# Requirements:
Write the entries below out again exactly; any picture in them stays out.

· · · · ·

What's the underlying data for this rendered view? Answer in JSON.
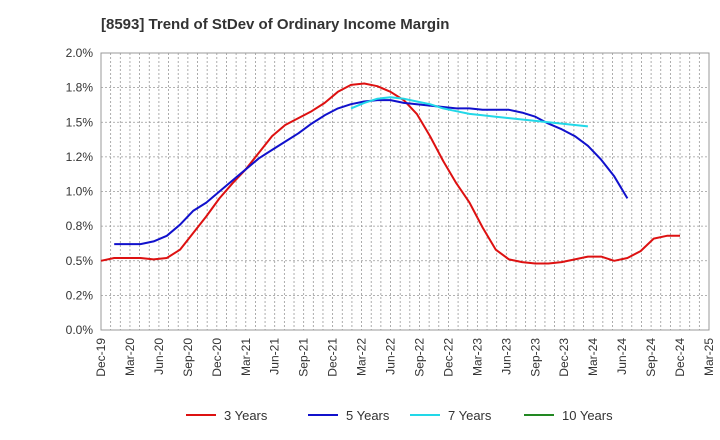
{
  "chart_data": {
    "type": "line",
    "title": "[8593]  Trend of StDev of Ordinary Income Margin",
    "x_labels": [
      "Dec-19",
      "Mar-20",
      "Jun-20",
      "Sep-20",
      "Dec-20",
      "Mar-21",
      "Jun-21",
      "Sep-21",
      "Dec-21",
      "Mar-22",
      "Jun-22",
      "Sep-22",
      "Dec-22",
      "Mar-23",
      "Jun-23",
      "Sep-23",
      "Dec-23",
      "Mar-24",
      "Jun-24",
      "Sep-24",
      "Dec-24",
      "Mar-25"
    ],
    "y_ticks": [
      "2.0%",
      "1.8%",
      "1.5%",
      "1.2%",
      "1.0%",
      "0.8%",
      "0.5%",
      "0.2%",
      "0.0%"
    ],
    "ylim": [
      0.0,
      2.0
    ],
    "grid": true,
    "legend_position": "bottom",
    "series": [
      {
        "name": "3 Years",
        "color": "#dd1111",
        "values": [
          0.5,
          0.52,
          0.52,
          0.52,
          0.51,
          0.52,
          0.58,
          0.7,
          0.82,
          0.95,
          1.06,
          1.16,
          1.28,
          1.4,
          1.48,
          1.53,
          1.58,
          1.64,
          1.72,
          1.77,
          1.78,
          1.76,
          1.72,
          1.66,
          1.56,
          1.4,
          1.22,
          1.06,
          0.92,
          0.74,
          0.58,
          0.51,
          0.49,
          0.48,
          0.48,
          0.49,
          0.51,
          0.53,
          0.53,
          0.5,
          0.52,
          0.57,
          0.66,
          0.68,
          0.68
        ]
      },
      {
        "name": "5 Years",
        "color": "#1111cc",
        "values": [
          null,
          0.62,
          0.62,
          0.62,
          0.64,
          0.68,
          0.76,
          0.86,
          0.92,
          1.0,
          1.08,
          1.16,
          1.24,
          1.3,
          1.36,
          1.42,
          1.49,
          1.55,
          1.6,
          1.63,
          1.65,
          1.66,
          1.66,
          1.64,
          1.63,
          1.62,
          1.61,
          1.6,
          1.6,
          1.59,
          1.59,
          1.59,
          1.57,
          1.54,
          1.49,
          1.45,
          1.4,
          1.33,
          1.23,
          1.11,
          0.95
        ]
      },
      {
        "name": "7 Years",
        "color": "#22d8e8",
        "values": [
          null,
          null,
          null,
          null,
          null,
          null,
          null,
          null,
          null,
          null,
          null,
          null,
          null,
          null,
          null,
          null,
          null,
          null,
          null,
          1.6,
          1.64,
          1.67,
          1.68,
          1.67,
          1.65,
          1.63,
          1.6,
          1.58,
          1.56,
          1.55,
          1.54,
          1.53,
          1.52,
          1.51,
          1.5,
          1.49,
          1.48,
          1.47
        ]
      },
      {
        "name": "10 Years",
        "color": "#228822",
        "values": []
      }
    ]
  }
}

· · · · ·

# Result for this exercise:
What's the underlying data for this rendered view? Answer in JSON.
{
  "chart_data": {
    "type": "line",
    "title": "[8593]  Trend of StDev of Ordinary Income Margin",
    "x_labels": [
      "Dec-19",
      "Mar-20",
      "Jun-20",
      "Sep-20",
      "Dec-20",
      "Mar-21",
      "Jun-21",
      "Sep-21",
      "Dec-21",
      "Mar-22",
      "Jun-22",
      "Sep-22",
      "Dec-22",
      "Mar-23",
      "Jun-23",
      "Sep-23",
      "Dec-23",
      "Mar-24",
      "Jun-24",
      "Sep-24",
      "Dec-24",
      "Mar-25"
    ],
    "y_ticks": [
      "2.0%",
      "1.8%",
      "1.5%",
      "1.2%",
      "1.0%",
      "0.8%",
      "0.5%",
      "0.2%",
      "0.0%"
    ],
    "ylim": [
      0.0,
      2.0
    ],
    "grid": true,
    "legend_position": "bottom",
    "series": [
      {
        "name": "3 Years",
        "color": "#dd1111",
        "values": [
          0.5,
          0.52,
          0.52,
          0.52,
          0.51,
          0.52,
          0.58,
          0.7,
          0.82,
          0.95,
          1.06,
          1.16,
          1.28,
          1.4,
          1.48,
          1.53,
          1.58,
          1.64,
          1.72,
          1.77,
          1.78,
          1.76,
          1.72,
          1.66,
          1.56,
          1.4,
          1.22,
          1.06,
          0.92,
          0.74,
          0.58,
          0.51,
          0.49,
          0.48,
          0.48,
          0.49,
          0.51,
          0.53,
          0.53,
          0.5,
          0.52,
          0.57,
          0.66,
          0.68,
          0.68
        ]
      },
      {
        "name": "5 Years",
        "color": "#1111cc",
        "values": [
          null,
          0.62,
          0.62,
          0.62,
          0.64,
          0.68,
          0.76,
          0.86,
          0.92,
          1.0,
          1.08,
          1.16,
          1.24,
          1.3,
          1.36,
          1.42,
          1.49,
          1.55,
          1.6,
          1.63,
          1.65,
          1.66,
          1.66,
          1.64,
          1.63,
          1.62,
          1.61,
          1.6,
          1.6,
          1.59,
          1.59,
          1.59,
          1.57,
          1.54,
          1.49,
          1.45,
          1.4,
          1.33,
          1.23,
          1.11,
          0.95
        ]
      },
      {
        "name": "7 Years",
        "color": "#22d8e8",
        "values": [
          null,
          null,
          null,
          null,
          null,
          null,
          null,
          null,
          null,
          null,
          null,
          null,
          null,
          null,
          null,
          null,
          null,
          null,
          null,
          1.6,
          1.64,
          1.67,
          1.68,
          1.67,
          1.65,
          1.63,
          1.6,
          1.58,
          1.56,
          1.55,
          1.54,
          1.53,
          1.52,
          1.51,
          1.5,
          1.49,
          1.48,
          1.47
        ]
      },
      {
        "name": "10 Years",
        "color": "#228822",
        "values": []
      }
    ]
  }
}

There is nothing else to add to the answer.